**Information supplied**.
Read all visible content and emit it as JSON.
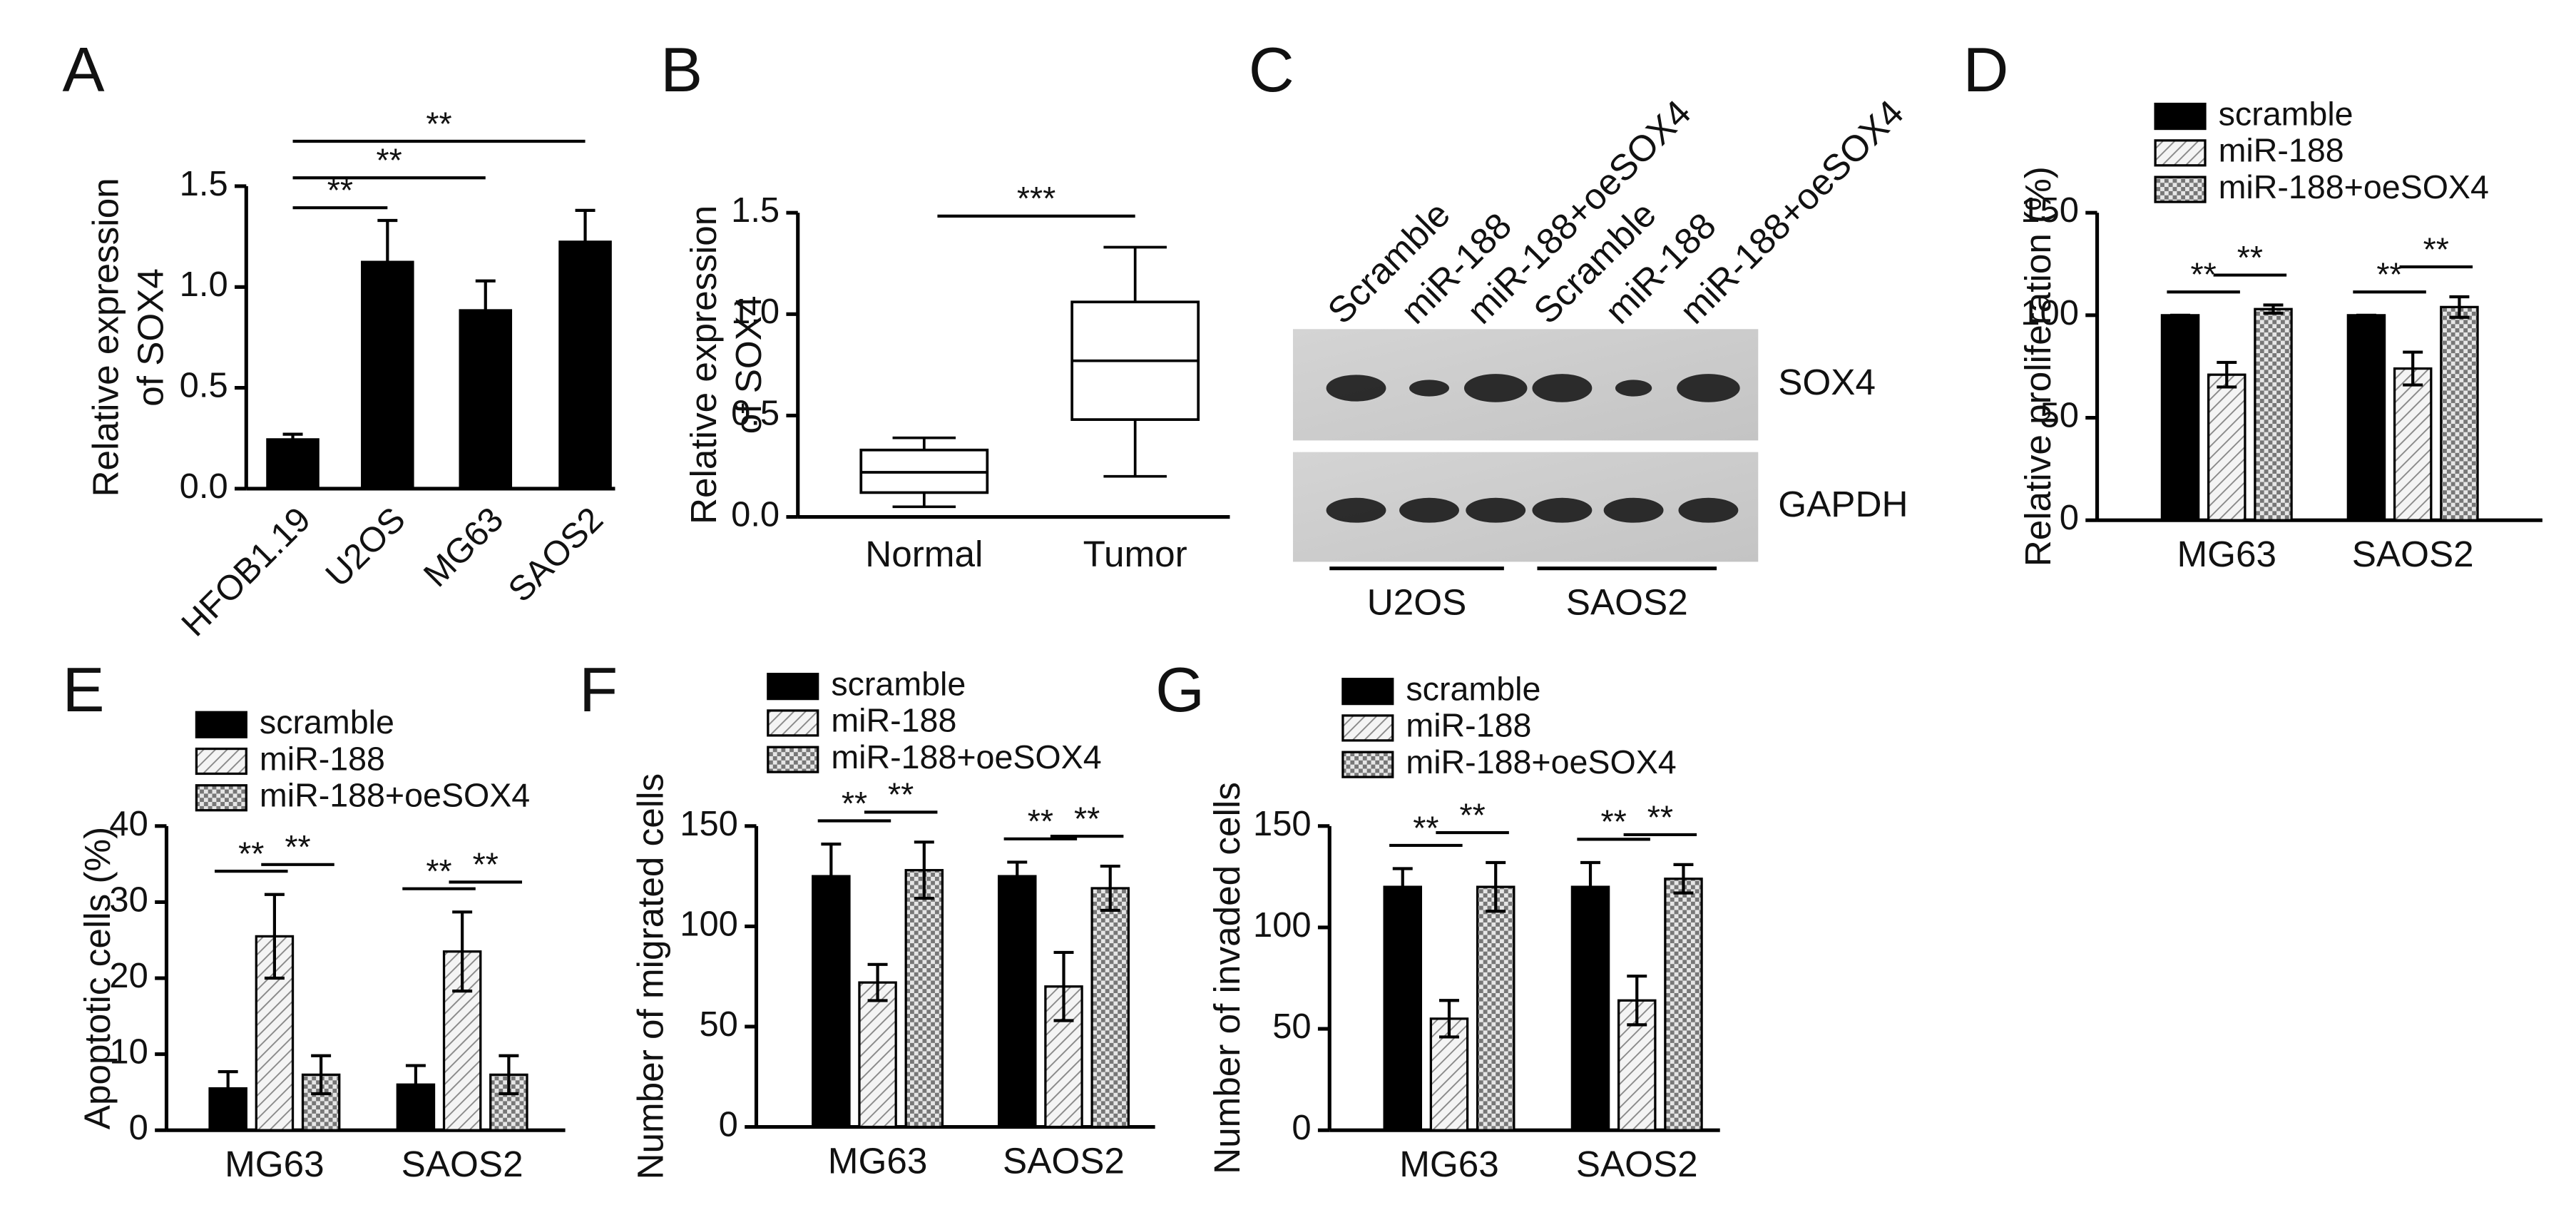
{
  "chart_data": [
    {
      "type": "bar",
      "panel": "A",
      "y_label": [
        "Relative expression",
        "of SOX4"
      ],
      "categories": [
        "HFOB1.19",
        "U2OS",
        "MG63",
        "SAOS2"
      ],
      "values": [
        0.25,
        1.13,
        0.89,
        1.23
      ],
      "errors": [
        0.02,
        0.2,
        0.14,
        0.15
      ],
      "color": "#000000",
      "ylim": [
        0,
        1.5
      ],
      "yticks": [
        {
          "value": 0,
          "label": "0.0"
        },
        0.5,
        {
          "value": 1,
          "label": "1.0"
        },
        1.5
      ],
      "annotations": [
        "**",
        "**",
        "**"
      ]
    },
    {
      "type": "box",
      "panel": "B",
      "y_label": [
        "Relative expression",
        "of SOX4"
      ],
      "categories": [
        "Normal",
        "Tumor"
      ],
      "min": [
        0.05,
        0.2
      ],
      "q1": [
        0.12,
        0.48
      ],
      "median": [
        0.22,
        0.77
      ],
      "q3": [
        0.33,
        1.06
      ],
      "max": [
        0.39,
        1.33
      ],
      "ylim": [
        0,
        1.5
      ],
      "yticks": [
        {
          "value": 0,
          "label": "0.0"
        },
        0.5,
        {
          "value": 1,
          "label": "1.0"
        },
        1.5
      ],
      "annotations": [
        "***"
      ]
    },
    {
      "type": "blot",
      "panel": "C",
      "lanes": [
        "Scramble",
        "miR-188",
        "miR-188+oeSOX4",
        "Scramble",
        "miR-188",
        "miR-188+oeSOX4"
      ],
      "rows": [
        "SOX4",
        "GAPDH"
      ],
      "groups": [
        "U2OS",
        "SAOS2"
      ]
    },
    {
      "type": "grouped_bar",
      "panel": "D",
      "y_label": "Relative proliferation (%)",
      "categories": [
        "MG63",
        "SAOS2"
      ],
      "series": [
        {
          "name": "scramble",
          "color": "#000000",
          "pattern": "solid",
          "values": [
            100,
            100
          ],
          "errors": [
            0,
            0
          ]
        },
        {
          "name": "miR-188",
          "color": "#000000",
          "pattern": "hatch",
          "values": [
            71,
            74
          ],
          "errors": [
            6,
            8
          ]
        },
        {
          "name": "miR-188+oeSOX4",
          "color": "#000000",
          "pattern": "check",
          "values": [
            103,
            104
          ],
          "errors": [
            2,
            5
          ]
        }
      ],
      "ylim": [
        0,
        150
      ],
      "yticks": [
        0,
        50,
        100,
        150
      ],
      "annotations": [
        "**",
        "**",
        "**",
        "**"
      ]
    },
    {
      "type": "grouped_bar",
      "panel": "E",
      "y_label": "Apoptotic cells (%)",
      "categories": [
        "MG63",
        "SAOS2"
      ],
      "series": [
        {
          "name": "scramble",
          "color": "#000000",
          "pattern": "solid",
          "values": [
            5.5,
            6
          ],
          "errors": [
            2.2,
            2.5
          ]
        },
        {
          "name": "miR-188",
          "color": "#000000",
          "pattern": "hatch",
          "values": [
            25.5,
            23.5
          ],
          "errors": [
            5.5,
            5.2
          ]
        },
        {
          "name": "miR-188+oeSOX4",
          "color": "#000000",
          "pattern": "check",
          "values": [
            7.3,
            7.3
          ],
          "errors": [
            2.5,
            2.5
          ]
        }
      ],
      "ylim": [
        0,
        40
      ],
      "yticks": [
        0,
        10,
        20,
        30,
        40
      ],
      "annotations": [
        "**",
        "**",
        "**",
        "**"
      ]
    },
    {
      "type": "grouped_bar",
      "panel": "F",
      "y_label": "Number of migrated cells",
      "categories": [
        "MG63",
        "SAOS2"
      ],
      "series": [
        {
          "name": "scramble",
          "color": "#000000",
          "pattern": "solid",
          "values": [
            125,
            125
          ],
          "errors": [
            16,
            7
          ]
        },
        {
          "name": "miR-188",
          "color": "#000000",
          "pattern": "hatch",
          "values": [
            72,
            70
          ],
          "errors": [
            9,
            17
          ]
        },
        {
          "name": "miR-188+oeSOX4",
          "color": "#000000",
          "pattern": "check",
          "values": [
            128,
            119
          ],
          "errors": [
            14,
            11
          ]
        }
      ],
      "ylim": [
        0,
        150
      ],
      "yticks": [
        0,
        50,
        100,
        150
      ],
      "annotations": [
        "**",
        "**",
        "**",
        "**"
      ]
    },
    {
      "type": "grouped_bar",
      "panel": "G",
      "y_label": "Number of invaded cells",
      "categories": [
        "MG63",
        "SAOS2"
      ],
      "series": [
        {
          "name": "scramble",
          "color": "#000000",
          "pattern": "solid",
          "values": [
            120,
            120
          ],
          "errors": [
            9,
            12
          ]
        },
        {
          "name": "miR-188",
          "color": "#000000",
          "pattern": "hatch",
          "values": [
            55,
            64
          ],
          "errors": [
            9,
            12
          ]
        },
        {
          "name": "miR-188+oeSOX4",
          "color": "#000000",
          "pattern": "check",
          "values": [
            120,
            124
          ],
          "errors": [
            12,
            7
          ]
        }
      ],
      "ylim": [
        0,
        150
      ],
      "yticks": [
        0,
        50,
        100,
        150
      ],
      "annotations": [
        "**",
        "**",
        "**",
        "**"
      ]
    }
  ]
}
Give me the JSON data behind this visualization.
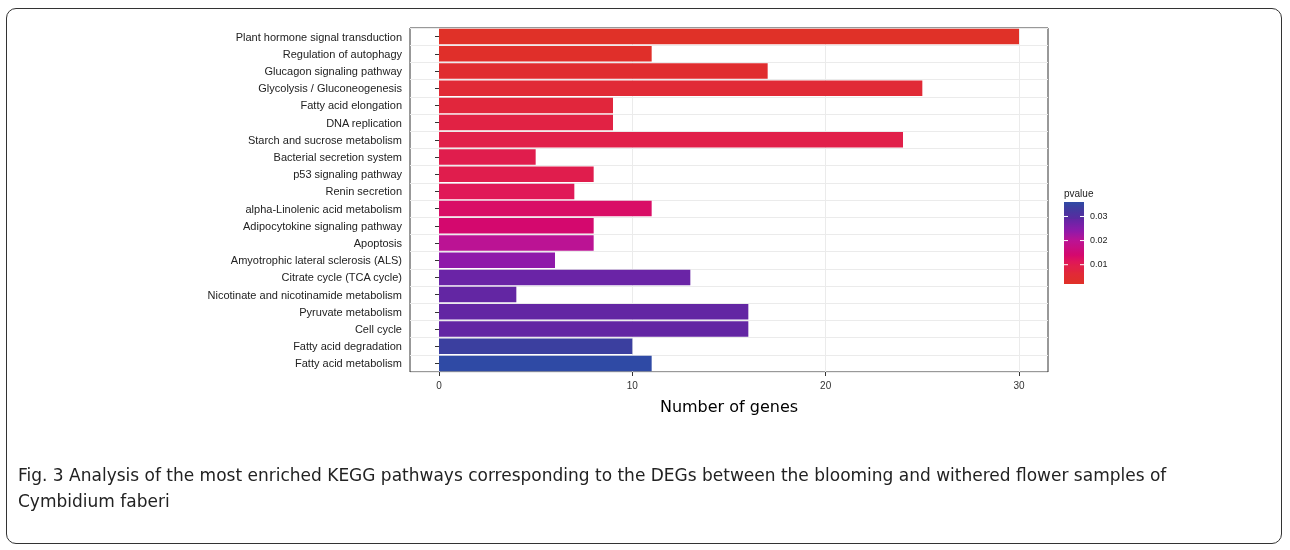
{
  "chart_data": {
    "type": "bar",
    "orientation": "horizontal",
    "categories": [
      "Plant hormone signal transduction",
      "Regulation of autophagy",
      "Glucagon signaling pathway",
      "Glycolysis / Gluconeogenesis",
      "Fatty acid elongation",
      "DNA replication",
      "Starch and sucrose metabolism",
      "Bacterial secretion system",
      "p53 signaling pathway",
      "Renin secretion",
      "alpha-Linolenic acid metabolism",
      "Adipocytokine signaling pathway",
      "Apoptosis",
      "Amyotrophic lateral sclerosis (ALS)",
      "Citrate cycle (TCA cycle)",
      "Nicotinate and nicotinamide metabolism",
      "Pyruvate metabolism",
      "Cell cycle",
      "Fatty acid degradation",
      "Fatty acid metabolism"
    ],
    "values": [
      30,
      11,
      17,
      25,
      9,
      9,
      24,
      5,
      8,
      7,
      11,
      8,
      8,
      6,
      13,
      4,
      16,
      16,
      10,
      11
    ],
    "colors": [
      "#e03128",
      "#e02f2a",
      "#e02d2f",
      "#e12a36",
      "#e1263c",
      "#e12244",
      "#e1204a",
      "#e01d4d",
      "#e01b52",
      "#e01857",
      "#d90d66",
      "#d4086e",
      "#bb1394",
      "#8f1aaa",
      "#6a24a6",
      "#6326a3",
      "#5e289f",
      "#5a2aa0",
      "#3b3f9f",
      "#2f4aa5"
    ],
    "cvalues": [
      0.002,
      0.003,
      0.004,
      0.006,
      0.007,
      0.008,
      0.009,
      0.01,
      0.01,
      0.011,
      0.013,
      0.014,
      0.02,
      0.024,
      0.028,
      0.029,
      0.029,
      0.029,
      0.034,
      0.036
    ],
    "clabel": "pvalue",
    "clim": [
      0.002,
      0.036
    ],
    "cticks": [
      0.01,
      0.02,
      0.03
    ],
    "xlabel": "Number of genes",
    "xlim": [
      -1.5,
      31.5
    ],
    "xticks": [
      0,
      10,
      20,
      30
    ],
    "grid": true,
    "annotations": [
      "Fig. 3 Analysis of the most enriched KEGG pathways corresponding to the DEGs between the blooming and withered flower samples of Cymbidium faberi"
    ]
  }
}
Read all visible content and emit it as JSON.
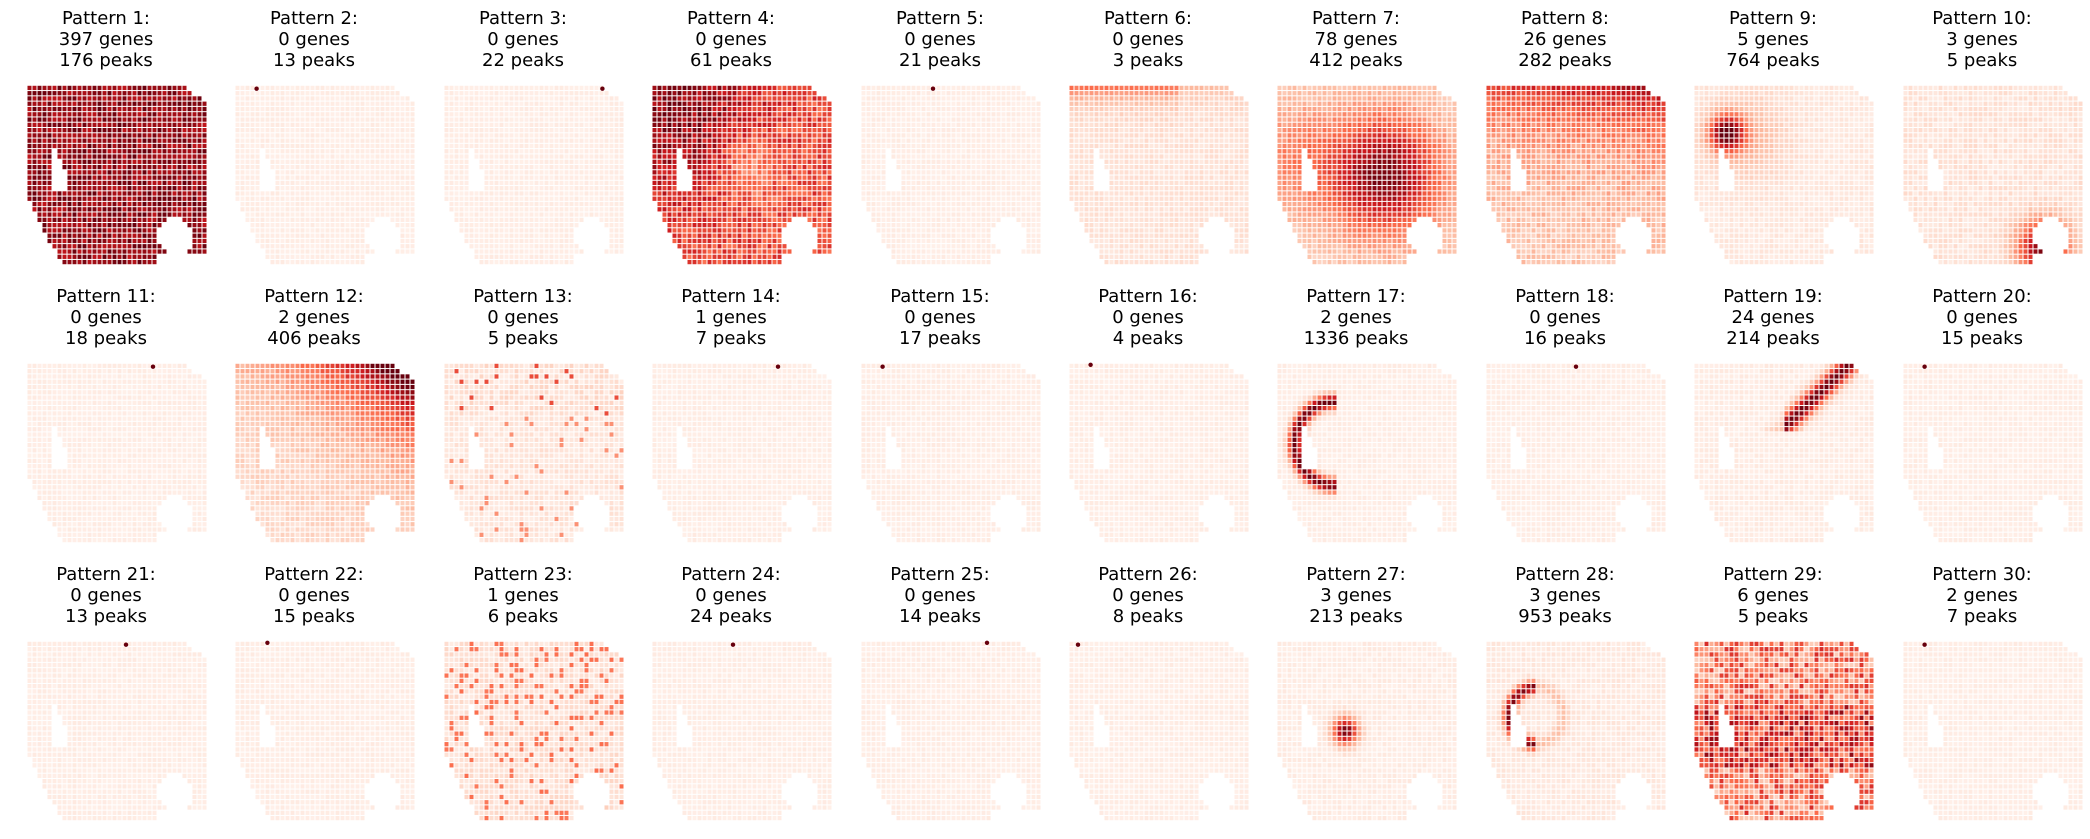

**Directions for this task**. Find every line of the data above that holds the word "cells", then state how many there are and nothing else.

**Answer below**. 3